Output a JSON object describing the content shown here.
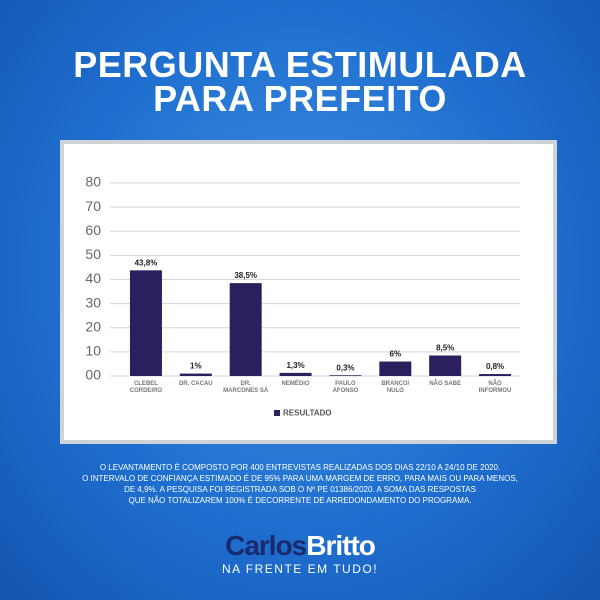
{
  "title": [
    "PERGUNTA ESTIMULADA",
    "PARA PREFEITO"
  ],
  "chart_data": {
    "type": "bar",
    "categories": [
      "CLEBEL CORDEIRO",
      "DR. CACAU",
      "DR. MARCONES SÁ",
      "NEMÉDIO",
      "PAULO AFONSO",
      "BRANCO/ NULO",
      "NÃO SABE",
      "NÃO INFORMOU"
    ],
    "series": [
      {
        "name": "RESULTADO",
        "color": "#2b1f5e",
        "values": [
          43.8,
          1,
          38.5,
          1.3,
          0.3,
          6,
          8.5,
          0.8
        ],
        "value_labels": [
          "43,8%",
          "1%",
          "38,5%",
          "1,3%",
          "0,3%",
          "6%",
          "8,5%",
          "0,8%"
        ]
      }
    ],
    "ylim": [
      0,
      80
    ],
    "yticks": [
      {
        "value": 0,
        "label": "00"
      },
      10,
      20,
      30,
      40,
      50,
      60,
      70,
      80
    ],
    "grid": true,
    "legend": "bottom"
  },
  "footnote": [
    "O LEVANTAMENTO É COMPOSTO POR 400 ENTREVISTAS REALIZADAS  DOS DIAS 22/10 A 24/10 DE 2020.",
    "O INTERVALO DE CONFIANÇA ESTIMADO É DE 95% PARA UMA MARGEM DE ERRO, PARA MAIS OU PARA MENOS,",
    "DE 4,9%. A PESQUISA FOI REGISTRADA SOB O Nº PE 01386/2020. A SOMA DAS RESPOSTAS",
    "QUE NÃO TOTALIZAREM 100% É DECORRENTE DE ARREDONDAMENTO DO PROGRAMA."
  ],
  "logo": {
    "first": "Carlos",
    "second": "Britto",
    "tagline": "NA FRENTE EM TUDO!"
  }
}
******
### Directions
State how many lines above include the word "PARA", and nothing more.

### Correct output
2